*STATED GOAL*
Return the records, each one exactly as written.

*EXTRACTED INFORMATION*
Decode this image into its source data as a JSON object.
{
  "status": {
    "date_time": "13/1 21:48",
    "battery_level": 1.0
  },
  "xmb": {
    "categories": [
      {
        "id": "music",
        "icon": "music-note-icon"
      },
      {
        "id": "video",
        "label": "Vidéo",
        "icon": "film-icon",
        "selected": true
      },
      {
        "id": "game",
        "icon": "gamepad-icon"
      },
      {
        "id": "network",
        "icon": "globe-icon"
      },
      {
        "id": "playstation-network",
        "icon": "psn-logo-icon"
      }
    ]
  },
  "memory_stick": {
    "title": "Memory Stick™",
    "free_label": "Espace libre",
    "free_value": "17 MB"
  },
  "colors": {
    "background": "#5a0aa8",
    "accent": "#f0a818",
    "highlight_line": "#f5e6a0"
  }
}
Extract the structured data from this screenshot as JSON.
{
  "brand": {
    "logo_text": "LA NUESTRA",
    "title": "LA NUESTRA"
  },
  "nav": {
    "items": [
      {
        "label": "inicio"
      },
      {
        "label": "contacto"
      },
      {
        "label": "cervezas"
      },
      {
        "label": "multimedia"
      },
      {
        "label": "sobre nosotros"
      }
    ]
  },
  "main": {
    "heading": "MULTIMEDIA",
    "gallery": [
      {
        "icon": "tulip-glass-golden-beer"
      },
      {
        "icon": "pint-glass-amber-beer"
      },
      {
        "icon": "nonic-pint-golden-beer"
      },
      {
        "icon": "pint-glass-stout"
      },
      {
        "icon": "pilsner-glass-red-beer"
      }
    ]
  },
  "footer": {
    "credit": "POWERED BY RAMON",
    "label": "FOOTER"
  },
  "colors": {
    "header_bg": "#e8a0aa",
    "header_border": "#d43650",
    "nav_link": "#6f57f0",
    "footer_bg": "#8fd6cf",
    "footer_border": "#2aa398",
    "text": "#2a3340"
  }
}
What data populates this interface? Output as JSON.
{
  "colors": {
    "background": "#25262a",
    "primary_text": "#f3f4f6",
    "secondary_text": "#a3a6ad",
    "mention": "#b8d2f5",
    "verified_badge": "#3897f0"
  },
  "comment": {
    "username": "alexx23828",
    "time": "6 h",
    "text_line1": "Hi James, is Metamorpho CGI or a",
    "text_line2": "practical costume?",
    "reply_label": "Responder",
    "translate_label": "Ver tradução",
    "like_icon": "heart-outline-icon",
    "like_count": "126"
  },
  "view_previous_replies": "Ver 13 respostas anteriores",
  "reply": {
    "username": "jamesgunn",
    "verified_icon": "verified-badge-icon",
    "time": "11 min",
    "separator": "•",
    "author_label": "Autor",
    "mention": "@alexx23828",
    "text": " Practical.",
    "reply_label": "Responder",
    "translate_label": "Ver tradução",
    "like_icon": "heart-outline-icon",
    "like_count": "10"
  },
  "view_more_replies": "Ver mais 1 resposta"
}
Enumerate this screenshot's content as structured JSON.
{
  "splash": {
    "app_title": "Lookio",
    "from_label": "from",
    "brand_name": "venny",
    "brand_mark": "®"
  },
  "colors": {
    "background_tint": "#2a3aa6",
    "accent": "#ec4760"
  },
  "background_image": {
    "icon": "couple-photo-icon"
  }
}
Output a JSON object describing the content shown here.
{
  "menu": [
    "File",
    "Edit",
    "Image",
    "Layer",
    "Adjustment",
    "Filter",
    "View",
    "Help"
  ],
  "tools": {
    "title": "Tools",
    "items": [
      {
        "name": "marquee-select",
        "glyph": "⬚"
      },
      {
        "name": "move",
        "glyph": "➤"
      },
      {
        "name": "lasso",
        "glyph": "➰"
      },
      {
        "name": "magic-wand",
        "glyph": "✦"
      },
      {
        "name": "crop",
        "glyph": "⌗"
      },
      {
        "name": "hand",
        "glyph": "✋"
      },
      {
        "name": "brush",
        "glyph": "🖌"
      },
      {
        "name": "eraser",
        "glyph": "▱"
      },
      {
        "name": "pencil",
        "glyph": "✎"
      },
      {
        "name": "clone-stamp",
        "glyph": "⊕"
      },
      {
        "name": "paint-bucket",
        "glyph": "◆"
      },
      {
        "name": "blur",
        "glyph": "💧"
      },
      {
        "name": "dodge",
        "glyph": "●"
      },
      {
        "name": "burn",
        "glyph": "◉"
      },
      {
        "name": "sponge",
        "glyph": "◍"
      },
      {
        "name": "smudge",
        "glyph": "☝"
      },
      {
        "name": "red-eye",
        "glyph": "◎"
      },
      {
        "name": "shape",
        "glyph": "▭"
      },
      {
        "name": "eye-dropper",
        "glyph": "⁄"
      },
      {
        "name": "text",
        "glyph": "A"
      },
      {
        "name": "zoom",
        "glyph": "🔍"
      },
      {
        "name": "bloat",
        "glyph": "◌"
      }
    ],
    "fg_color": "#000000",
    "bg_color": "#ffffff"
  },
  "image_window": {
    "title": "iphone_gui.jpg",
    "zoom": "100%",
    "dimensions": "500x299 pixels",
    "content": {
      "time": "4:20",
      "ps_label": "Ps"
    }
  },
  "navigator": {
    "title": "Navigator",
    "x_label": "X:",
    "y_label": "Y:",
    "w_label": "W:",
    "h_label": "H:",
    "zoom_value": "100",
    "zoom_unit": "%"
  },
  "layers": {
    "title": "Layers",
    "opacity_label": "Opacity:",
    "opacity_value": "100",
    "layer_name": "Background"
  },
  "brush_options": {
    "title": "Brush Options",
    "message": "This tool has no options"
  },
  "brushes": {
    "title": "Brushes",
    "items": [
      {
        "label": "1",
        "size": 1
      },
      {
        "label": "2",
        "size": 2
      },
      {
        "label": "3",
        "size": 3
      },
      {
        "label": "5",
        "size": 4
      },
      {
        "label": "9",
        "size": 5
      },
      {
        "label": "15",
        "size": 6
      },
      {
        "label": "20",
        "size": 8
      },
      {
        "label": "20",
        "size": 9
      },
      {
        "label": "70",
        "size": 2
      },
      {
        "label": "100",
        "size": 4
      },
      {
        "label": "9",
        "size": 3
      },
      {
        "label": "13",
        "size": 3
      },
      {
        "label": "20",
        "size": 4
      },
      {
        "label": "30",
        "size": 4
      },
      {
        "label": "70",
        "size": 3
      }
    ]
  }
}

*FINISHED EXERCISE*
Decode this image into its source data as a JSON object.
{
  "status": {
    "date_time": "13/1 21:48",
    "battery_level": 1.0
  },
  "xmb": {
    "categories": [
      {
        "id": "music",
        "icon": "music-note-icon"
      },
      {
        "id": "video",
        "label": "Vidéo",
        "icon": "film-icon",
        "selected": true
      },
      {
        "id": "game",
        "icon": "gamepad-icon"
      },
      {
        "id": "network",
        "icon": "globe-icon"
      },
      {
        "id": "playstation-network",
        "icon": "psn-logo-icon"
      }
    ]
  },
  "memory_stick": {
    "title": "Memory Stick™",
    "free_label": "Espace libre",
    "free_value": "17 MB"
  },
  "colors": {
    "background": "#5a0aa8",
    "accent": "#f0a818",
    "highlight_line": "#f5e6a0"
  }
}
Extract the structured data from this screenshot as JSON.
{
  "brand": {
    "logo_text": "LA NUESTRA",
    "title": "LA NUESTRA"
  },
  "nav": {
    "items": [
      {
        "label": "inicio"
      },
      {
        "label": "contacto"
      },
      {
        "label": "cervezas"
      },
      {
        "label": "multimedia"
      },
      {
        "label": "sobre nosotros"
      }
    ]
  },
  "main": {
    "heading": "MULTIMEDIA",
    "gallery": [
      {
        "icon": "tulip-glass-golden-beer"
      },
      {
        "icon": "pint-glass-amber-beer"
      },
      {
        "icon": "nonic-pint-golden-beer"
      },
      {
        "icon": "pint-glass-stout"
      },
      {
        "icon": "pilsner-glass-red-beer"
      }
    ]
  },
  "footer": {
    "credit": "POWERED BY RAMON",
    "label": "FOOTER"
  },
  "colors": {
    "header_bg": "#e8a0aa",
    "header_border": "#d43650",
    "nav_link": "#6f57f0",
    "footer_bg": "#8fd6cf",
    "footer_border": "#2aa398",
    "text": "#2a3340"
  }
}
What data populates this interface? Output as JSON.
{
  "colors": {
    "background": "#25262a",
    "primary_text": "#f3f4f6",
    "secondary_text": "#a3a6ad",
    "mention": "#b8d2f5",
    "verified_badge": "#3897f0"
  },
  "comment": {
    "username": "alexx23828",
    "time": "6 h",
    "text_line1": "Hi James, is Metamorpho CGI or a",
    "text_line2": "practical costume?",
    "reply_label": "Responder",
    "translate_label": "Ver tradução",
    "like_icon": "heart-outline-icon",
    "like_count": "126"
  },
  "view_previous_replies": "Ver 13 respostas anteriores",
  "reply": {
    "username": "jamesgunn",
    "verified_icon": "verified-badge-icon",
    "time": "11 min",
    "separator": "•",
    "author_label": "Autor",
    "mention": "@alexx23828",
    "text": " Practical.",
    "reply_label": "Responder",
    "translate_label": "Ver tradução",
    "like_icon": "heart-outline-icon",
    "like_count": "10"
  },
  "view_more_replies": "Ver mais 1 resposta"
}
Enumerate this screenshot's content as structured JSON.
{
  "splash": {
    "app_title": "Lookio",
    "from_label": "from",
    "brand_name": "venny",
    "brand_mark": "®"
  },
  "colors": {
    "background_tint": "#2a3aa6",
    "accent": "#ec4760"
  },
  "background_image": {
    "icon": "couple-photo-icon"
  }
}
Output a JSON object describing the content shown here.
{
  "menu": [
    "File",
    "Edit",
    "Image",
    "Layer",
    "Adjustment",
    "Filter",
    "View",
    "Help"
  ],
  "tools": {
    "title": "Tools",
    "items": [
      {
        "name": "marquee-select",
        "glyph": "⬚"
      },
      {
        "name": "move",
        "glyph": "➤"
      },
      {
        "name": "lasso",
        "glyph": "➰"
      },
      {
        "name": "magic-wand",
        "glyph": "✦"
      },
      {
        "name": "crop",
        "glyph": "⌗"
      },
      {
        "name": "hand",
        "glyph": "✋"
      },
      {
        "name": "brush",
        "glyph": "🖌"
      },
      {
        "name": "eraser",
        "glyph": "▱"
      },
      {
        "name": "pencil",
        "glyph": "✎"
      },
      {
        "name": "clone-stamp",
        "glyph": "⊕"
      },
      {
        "name": "paint-bucket",
        "glyph": "◆"
      },
      {
        "name": "blur",
        "glyph": "💧"
      },
      {
        "name": "dodge",
        "glyph": "●"
      },
      {
        "name": "burn",
        "glyph": "◉"
      },
      {
        "name": "sponge",
        "glyph": "◍"
      },
      {
        "name": "smudge",
        "glyph": "☝"
      },
      {
        "name": "red-eye",
        "glyph": "◎"
      },
      {
        "name": "shape",
        "glyph": "▭"
      },
      {
        "name": "eye-dropper",
        "glyph": "⁄"
      },
      {
        "name": "text",
        "glyph": "A"
      },
      {
        "name": "zoom",
        "glyph": "🔍"
      },
      {
        "name": "bloat",
        "glyph": "◌"
      }
    ],
    "fg_color": "#000000",
    "bg_color": "#ffffff"
  },
  "image_window": {
    "title": "iphone_gui.jpg",
    "zoom": "100%",
    "dimensions": "500x299 pixels",
    "content": {
      "time": "4:20",
      "ps_label": "Ps"
    }
  },
  "navigator": {
    "title": "Navigator",
    "x_label": "X:",
    "y_label": "Y:",
    "w_label": "W:",
    "h_label": "H:",
    "zoom_value": "100",
    "zoom_unit": "%"
  },
  "layers": {
    "title": "Layers",
    "opacity_label": "Opacity:",
    "opacity_value": "100",
    "layer_name": "Background"
  },
  "brush_options": {
    "title": "Brush Options",
    "message": "This tool has no options"
  },
  "brushes": {
    "title": "Brushes",
    "items": [
      {
        "label": "1",
        "size": 1
      },
      {
        "label": "2",
        "size": 2
      },
      {
        "label": "3",
        "size": 3
      },
      {
        "label": "5",
        "size": 4
      },
      {
        "label": "9",
        "size": 5
      },
      {
        "label": "15",
        "size": 6
      },
      {
        "label": "20",
        "size": 8
      },
      {
        "label": "20",
        "size": 9
      },
      {
        "label": "70",
        "size": 2
      },
      {
        "label": "100",
        "size": 4
      },
      {
        "label": "9",
        "size": 3
      },
      {
        "label": "13",
        "size": 3
      },
      {
        "label": "20",
        "size": 4
      },
      {
        "label": "30",
        "size": 4
      },
      {
        "label": "70",
        "size": 3
      }
    ]
  }
}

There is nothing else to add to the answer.